Copy out all lines that carry the word "this".

— begin EXERCISE INPUT —

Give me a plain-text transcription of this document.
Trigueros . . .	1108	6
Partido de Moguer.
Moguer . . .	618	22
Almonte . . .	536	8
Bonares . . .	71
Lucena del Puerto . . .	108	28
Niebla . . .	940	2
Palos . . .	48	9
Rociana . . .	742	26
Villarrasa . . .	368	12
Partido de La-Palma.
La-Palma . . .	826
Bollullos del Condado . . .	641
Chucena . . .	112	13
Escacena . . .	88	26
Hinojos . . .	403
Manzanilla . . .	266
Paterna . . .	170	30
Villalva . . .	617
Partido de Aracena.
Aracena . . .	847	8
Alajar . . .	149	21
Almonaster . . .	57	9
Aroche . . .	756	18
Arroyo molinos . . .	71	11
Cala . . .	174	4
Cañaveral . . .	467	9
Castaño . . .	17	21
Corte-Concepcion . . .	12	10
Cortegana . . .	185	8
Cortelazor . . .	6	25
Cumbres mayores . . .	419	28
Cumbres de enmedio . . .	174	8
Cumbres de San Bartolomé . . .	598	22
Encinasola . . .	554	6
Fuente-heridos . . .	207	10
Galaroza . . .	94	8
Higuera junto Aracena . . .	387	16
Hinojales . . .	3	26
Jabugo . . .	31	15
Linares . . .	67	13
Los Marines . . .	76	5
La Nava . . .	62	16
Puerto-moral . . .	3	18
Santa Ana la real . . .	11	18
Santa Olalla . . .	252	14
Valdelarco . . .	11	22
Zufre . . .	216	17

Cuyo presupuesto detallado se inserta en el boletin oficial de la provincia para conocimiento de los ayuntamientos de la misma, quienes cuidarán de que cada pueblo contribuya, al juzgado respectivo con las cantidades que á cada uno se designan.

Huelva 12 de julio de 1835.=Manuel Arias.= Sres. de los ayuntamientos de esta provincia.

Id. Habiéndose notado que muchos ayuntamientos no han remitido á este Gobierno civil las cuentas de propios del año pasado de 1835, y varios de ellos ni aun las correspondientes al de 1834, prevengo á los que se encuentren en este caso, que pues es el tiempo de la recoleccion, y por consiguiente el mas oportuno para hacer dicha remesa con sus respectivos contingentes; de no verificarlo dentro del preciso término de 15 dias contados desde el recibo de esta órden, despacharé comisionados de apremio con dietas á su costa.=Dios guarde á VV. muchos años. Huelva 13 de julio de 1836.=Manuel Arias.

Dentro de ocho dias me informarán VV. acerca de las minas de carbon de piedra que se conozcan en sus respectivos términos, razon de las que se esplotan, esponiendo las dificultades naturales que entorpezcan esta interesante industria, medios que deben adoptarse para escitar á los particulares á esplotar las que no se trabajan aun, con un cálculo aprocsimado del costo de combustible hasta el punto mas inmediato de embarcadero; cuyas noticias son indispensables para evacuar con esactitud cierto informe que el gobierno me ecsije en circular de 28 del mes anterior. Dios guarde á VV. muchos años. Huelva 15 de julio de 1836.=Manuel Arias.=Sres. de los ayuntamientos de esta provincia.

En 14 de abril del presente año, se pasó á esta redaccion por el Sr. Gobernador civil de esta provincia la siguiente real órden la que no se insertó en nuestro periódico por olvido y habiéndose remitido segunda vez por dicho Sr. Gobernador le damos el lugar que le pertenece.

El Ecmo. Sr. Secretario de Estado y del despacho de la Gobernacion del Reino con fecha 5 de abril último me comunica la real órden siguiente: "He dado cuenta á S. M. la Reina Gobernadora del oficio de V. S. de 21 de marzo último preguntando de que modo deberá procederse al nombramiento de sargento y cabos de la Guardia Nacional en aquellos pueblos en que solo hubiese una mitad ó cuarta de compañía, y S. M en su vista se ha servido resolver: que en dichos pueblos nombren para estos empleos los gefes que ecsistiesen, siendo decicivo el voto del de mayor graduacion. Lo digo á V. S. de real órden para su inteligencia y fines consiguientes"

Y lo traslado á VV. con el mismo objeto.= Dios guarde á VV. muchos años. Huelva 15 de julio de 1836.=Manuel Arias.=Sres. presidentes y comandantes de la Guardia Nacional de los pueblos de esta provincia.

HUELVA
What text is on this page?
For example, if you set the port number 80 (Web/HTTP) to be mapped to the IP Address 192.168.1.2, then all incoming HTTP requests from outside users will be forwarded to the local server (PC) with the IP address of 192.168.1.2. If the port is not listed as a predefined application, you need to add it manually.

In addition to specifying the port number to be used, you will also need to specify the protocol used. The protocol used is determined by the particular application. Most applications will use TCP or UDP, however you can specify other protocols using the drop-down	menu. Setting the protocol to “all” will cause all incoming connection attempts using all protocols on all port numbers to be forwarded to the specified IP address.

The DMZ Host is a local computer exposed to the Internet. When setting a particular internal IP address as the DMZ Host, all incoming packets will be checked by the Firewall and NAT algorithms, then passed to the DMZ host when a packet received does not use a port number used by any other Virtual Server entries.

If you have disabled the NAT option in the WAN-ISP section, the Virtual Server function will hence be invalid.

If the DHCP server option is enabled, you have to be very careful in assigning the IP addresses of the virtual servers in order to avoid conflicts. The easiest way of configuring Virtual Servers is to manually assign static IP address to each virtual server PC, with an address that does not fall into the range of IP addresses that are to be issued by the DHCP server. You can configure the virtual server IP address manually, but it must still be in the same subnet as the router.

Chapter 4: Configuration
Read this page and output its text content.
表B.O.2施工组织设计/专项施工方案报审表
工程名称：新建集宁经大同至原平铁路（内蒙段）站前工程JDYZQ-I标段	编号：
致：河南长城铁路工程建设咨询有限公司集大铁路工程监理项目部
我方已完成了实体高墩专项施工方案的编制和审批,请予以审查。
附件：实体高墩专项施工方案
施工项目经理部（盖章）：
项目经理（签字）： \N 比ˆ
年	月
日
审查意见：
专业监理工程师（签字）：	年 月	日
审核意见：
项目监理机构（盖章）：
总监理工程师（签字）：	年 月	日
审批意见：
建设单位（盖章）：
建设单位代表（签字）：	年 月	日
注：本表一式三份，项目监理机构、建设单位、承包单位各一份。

— end EXERCISE INPUT —

WRITTEN RESPONSE:
Give me a plain-text transcription of this document.
What text is on this page?
Read this page and output its text content.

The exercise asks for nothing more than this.